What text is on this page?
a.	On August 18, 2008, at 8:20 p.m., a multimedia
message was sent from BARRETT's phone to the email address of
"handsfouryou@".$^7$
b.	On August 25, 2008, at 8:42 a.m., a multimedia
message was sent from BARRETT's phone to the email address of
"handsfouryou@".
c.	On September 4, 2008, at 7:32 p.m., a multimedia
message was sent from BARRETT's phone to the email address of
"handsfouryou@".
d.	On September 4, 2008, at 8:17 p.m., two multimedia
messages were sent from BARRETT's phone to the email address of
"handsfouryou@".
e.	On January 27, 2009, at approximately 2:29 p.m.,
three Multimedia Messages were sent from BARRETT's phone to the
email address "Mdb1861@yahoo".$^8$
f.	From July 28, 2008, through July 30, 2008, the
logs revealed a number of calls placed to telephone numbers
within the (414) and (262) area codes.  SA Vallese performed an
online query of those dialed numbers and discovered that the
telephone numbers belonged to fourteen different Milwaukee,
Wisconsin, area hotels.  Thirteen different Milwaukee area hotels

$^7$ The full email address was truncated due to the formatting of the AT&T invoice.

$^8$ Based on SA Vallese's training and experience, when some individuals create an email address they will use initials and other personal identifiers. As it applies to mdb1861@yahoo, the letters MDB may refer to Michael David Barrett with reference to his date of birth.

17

What you need to do: Would you write down every record again, exactly?

Output of the exercise:
What text is on this page?
a.	On August 18, 2008, at 8:20 p.m., a multimedia
message was sent from BARRETT's phone to the email address of
"handsfouryou@".$^7$
b.	On August 25, 2008, at 8:42 a.m., a multimedia
message was sent from BARRETT's phone to the email address of
"handsfouryou@".
c.	On September 4, 2008, at 7:32 p.m., a multimedia
message was sent from BARRETT's phone to the email address of
"handsfouryou@".
d.	On September 4, 2008, at 8:17 p.m., two multimedia
messages were sent from BARRETT's phone to the email address of
"handsfouryou@".
e.	On January 27, 2009, at approximately 2:29 p.m.,
three Multimedia Messages were sent from BARRETT's phone to the
email address "Mdb1861@yahoo".$^8$
f.	From July 28, 2008, through July 30, 2008, the
logs revealed a number of calls placed to telephone numbers
within the (414) and (262) area codes.  SA Vallese performed an
online query of those dialed numbers and discovered that the
telephone numbers belonged to fourteen different Milwaukee,
Wisconsin, area hotels.  Thirteen different Milwaukee area hotels

$^7$ The full email address was truncated due to the formatting of the AT&T invoice.

$^8$ Based on SA Vallese's training and experience, when some individuals create an email address they will use initials and other personal identifiers. As it applies to mdb1861@yahoo, the letters MDB may refer to Michael David Barrett with reference to his date of birth.

17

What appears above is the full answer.